### The records
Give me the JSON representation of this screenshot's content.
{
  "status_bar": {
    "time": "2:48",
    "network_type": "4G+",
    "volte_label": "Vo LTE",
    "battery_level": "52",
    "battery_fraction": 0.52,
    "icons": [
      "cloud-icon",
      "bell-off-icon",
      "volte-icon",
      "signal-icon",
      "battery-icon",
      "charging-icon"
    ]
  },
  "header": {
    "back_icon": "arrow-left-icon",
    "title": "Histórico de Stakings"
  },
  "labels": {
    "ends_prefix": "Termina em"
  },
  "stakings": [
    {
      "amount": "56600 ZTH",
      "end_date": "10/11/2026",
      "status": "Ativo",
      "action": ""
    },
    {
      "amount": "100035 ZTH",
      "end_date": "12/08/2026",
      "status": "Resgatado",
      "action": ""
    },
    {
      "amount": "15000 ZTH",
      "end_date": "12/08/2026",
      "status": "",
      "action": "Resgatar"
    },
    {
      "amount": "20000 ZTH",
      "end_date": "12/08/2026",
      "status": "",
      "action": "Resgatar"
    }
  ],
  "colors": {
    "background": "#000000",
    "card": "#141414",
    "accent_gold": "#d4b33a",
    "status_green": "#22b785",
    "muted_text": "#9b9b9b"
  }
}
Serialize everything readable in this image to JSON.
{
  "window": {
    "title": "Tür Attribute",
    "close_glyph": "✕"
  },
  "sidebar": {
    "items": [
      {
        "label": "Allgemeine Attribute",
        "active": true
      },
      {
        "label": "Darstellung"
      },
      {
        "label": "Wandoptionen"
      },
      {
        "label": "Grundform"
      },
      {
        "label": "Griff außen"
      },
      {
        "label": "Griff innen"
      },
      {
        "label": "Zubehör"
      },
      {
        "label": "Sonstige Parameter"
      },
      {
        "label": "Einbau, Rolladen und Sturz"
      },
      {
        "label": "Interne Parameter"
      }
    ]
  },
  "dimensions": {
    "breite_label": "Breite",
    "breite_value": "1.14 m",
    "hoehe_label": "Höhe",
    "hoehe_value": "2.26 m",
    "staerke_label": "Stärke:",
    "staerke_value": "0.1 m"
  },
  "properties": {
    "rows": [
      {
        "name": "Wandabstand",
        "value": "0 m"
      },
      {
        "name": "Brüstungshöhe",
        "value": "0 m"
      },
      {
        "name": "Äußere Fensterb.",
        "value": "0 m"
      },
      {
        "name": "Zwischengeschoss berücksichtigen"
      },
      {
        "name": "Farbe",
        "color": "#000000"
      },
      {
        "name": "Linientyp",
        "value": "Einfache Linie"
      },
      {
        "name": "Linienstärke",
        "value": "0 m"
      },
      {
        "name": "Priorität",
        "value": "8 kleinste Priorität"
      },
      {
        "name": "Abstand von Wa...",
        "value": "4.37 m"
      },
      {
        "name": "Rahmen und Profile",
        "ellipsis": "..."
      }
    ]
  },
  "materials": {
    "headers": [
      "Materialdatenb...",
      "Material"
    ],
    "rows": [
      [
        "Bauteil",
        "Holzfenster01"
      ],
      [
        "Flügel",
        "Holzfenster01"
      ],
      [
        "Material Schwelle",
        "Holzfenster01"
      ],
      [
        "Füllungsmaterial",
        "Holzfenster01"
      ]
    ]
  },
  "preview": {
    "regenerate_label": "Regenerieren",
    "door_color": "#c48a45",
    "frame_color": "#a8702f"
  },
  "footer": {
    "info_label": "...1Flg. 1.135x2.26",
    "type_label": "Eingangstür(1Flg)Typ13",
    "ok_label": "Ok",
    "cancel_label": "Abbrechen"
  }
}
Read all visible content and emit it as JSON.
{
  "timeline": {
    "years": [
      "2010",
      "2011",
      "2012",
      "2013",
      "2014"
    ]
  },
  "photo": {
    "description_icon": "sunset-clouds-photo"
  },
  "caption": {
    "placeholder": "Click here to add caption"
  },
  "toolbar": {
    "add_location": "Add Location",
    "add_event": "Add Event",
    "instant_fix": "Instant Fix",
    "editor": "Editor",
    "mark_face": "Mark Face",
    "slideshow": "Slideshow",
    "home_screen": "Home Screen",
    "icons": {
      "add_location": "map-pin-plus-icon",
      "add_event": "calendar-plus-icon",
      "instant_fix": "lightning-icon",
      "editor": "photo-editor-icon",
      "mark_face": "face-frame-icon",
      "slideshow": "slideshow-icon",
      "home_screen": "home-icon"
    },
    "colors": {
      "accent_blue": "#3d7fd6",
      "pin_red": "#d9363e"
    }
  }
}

### The exercise
Every record above must be duplicated exactly.

### Task solution
Give me the JSON representation of this screenshot's content.
{
  "status_bar": {
    "time": "2:48",
    "network_type": "4G+",
    "volte_label": "Vo LTE",
    "battery_level": "52",
    "battery_fraction": 0.52,
    "icons": [
      "cloud-icon",
      "bell-off-icon",
      "volte-icon",
      "signal-icon",
      "battery-icon",
      "charging-icon"
    ]
  },
  "header": {
    "back_icon": "arrow-left-icon",
    "title": "Histórico de Stakings"
  },
  "labels": {
    "ends_prefix": "Termina em"
  },
  "stakings": [
    {
      "amount": "56600 ZTH",
      "end_date": "10/11/2026",
      "status": "Ativo",
      "action": ""
    },
    {
      "amount": "100035 ZTH",
      "end_date": "12/08/2026",
      "status": "Resgatado",
      "action": ""
    },
    {
      "amount": "15000 ZTH",
      "end_date": "12/08/2026",
      "status": "",
      "action": "Resgatar"
    },
    {
      "amount": "20000 ZTH",
      "end_date": "12/08/2026",
      "status": "",
      "action": "Resgatar"
    }
  ],
  "colors": {
    "background": "#000000",
    "card": "#141414",
    "accent_gold": "#d4b33a",
    "status_green": "#22b785",
    "muted_text": "#9b9b9b"
  }
}
Serialize everything readable in this image to JSON.
{
  "window": {
    "title": "Tür Attribute",
    "close_glyph": "✕"
  },
  "sidebar": {
    "items": [
      {
        "label": "Allgemeine Attribute",
        "active": true
      },
      {
        "label": "Darstellung"
      },
      {
        "label": "Wandoptionen"
      },
      {
        "label": "Grundform"
      },
      {
        "label": "Griff außen"
      },
      {
        "label": "Griff innen"
      },
      {
        "label": "Zubehör"
      },
      {
        "label": "Sonstige Parameter"
      },
      {
        "label": "Einbau, Rolladen und Sturz"
      },
      {
        "label": "Interne Parameter"
      }
    ]
  },
  "dimensions": {
    "breite_label": "Breite",
    "breite_value": "1.14 m",
    "hoehe_label": "Höhe",
    "hoehe_value": "2.26 m",
    "staerke_label": "Stärke:",
    "staerke_value": "0.1 m"
  },
  "properties": {
    "rows": [
      {
        "name": "Wandabstand",
        "value": "0 m"
      },
      {
        "name": "Brüstungshöhe",
        "value": "0 m"
      },
      {
        "name": "Äußere Fensterb.",
        "value": "0 m"
      },
      {
        "name": "Zwischengeschoss berücksichtigen"
      },
      {
        "name": "Farbe",
        "color": "#000000"
      },
      {
        "name": "Linientyp",
        "value": "Einfache Linie"
      },
      {
        "name": "Linienstärke",
        "value": "0 m"
      },
      {
        "name": "Priorität",
        "value": "8 kleinste Priorität"
      },
      {
        "name": "Abstand von Wa...",
        "value": "4.37 m"
      },
      {
        "name": "Rahmen und Profile",
        "ellipsis": "..."
      }
    ]
  },
  "materials": {
    "headers": [
      "Materialdatenb...",
      "Material"
    ],
    "rows": [
      [
        "Bauteil",
        "Holzfenster01"
      ],
      [
        "Flügel",
        "Holzfenster01"
      ],
      [
        "Material Schwelle",
        "Holzfenster01"
      ],
      [
        "Füllungsmaterial",
        "Holzfenster01"
      ]
    ]
  },
  "preview": {
    "regenerate_label": "Regenerieren",
    "door_color": "#c48a45",
    "frame_color": "#a8702f"
  },
  "footer": {
    "info_label": "...1Flg. 1.135x2.26",
    "type_label": "Eingangstür(1Flg)Typ13",
    "ok_label": "Ok",
    "cancel_label": "Abbrechen"
  }
}
Read all visible content and emit it as JSON.
{
  "timeline": {
    "years": [
      "2010",
      "2011",
      "2012",
      "2013",
      "2014"
    ]
  },
  "photo": {
    "description_icon": "sunset-clouds-photo"
  },
  "caption": {
    "placeholder": "Click here to add caption"
  },
  "toolbar": {
    "add_location": "Add Location",
    "add_event": "Add Event",
    "instant_fix": "Instant Fix",
    "editor": "Editor",
    "mark_face": "Mark Face",
    "slideshow": "Slideshow",
    "home_screen": "Home Screen",
    "icons": {
      "add_location": "map-pin-plus-icon",
      "add_event": "calendar-plus-icon",
      "instant_fix": "lightning-icon",
      "editor": "photo-editor-icon",
      "mark_face": "face-frame-icon",
      "slideshow": "slideshow-icon",
      "home_screen": "home-icon"
    },
    "colors": {
      "accent_blue": "#3d7fd6",
      "pin_red": "#d9363e"
    }
  }
}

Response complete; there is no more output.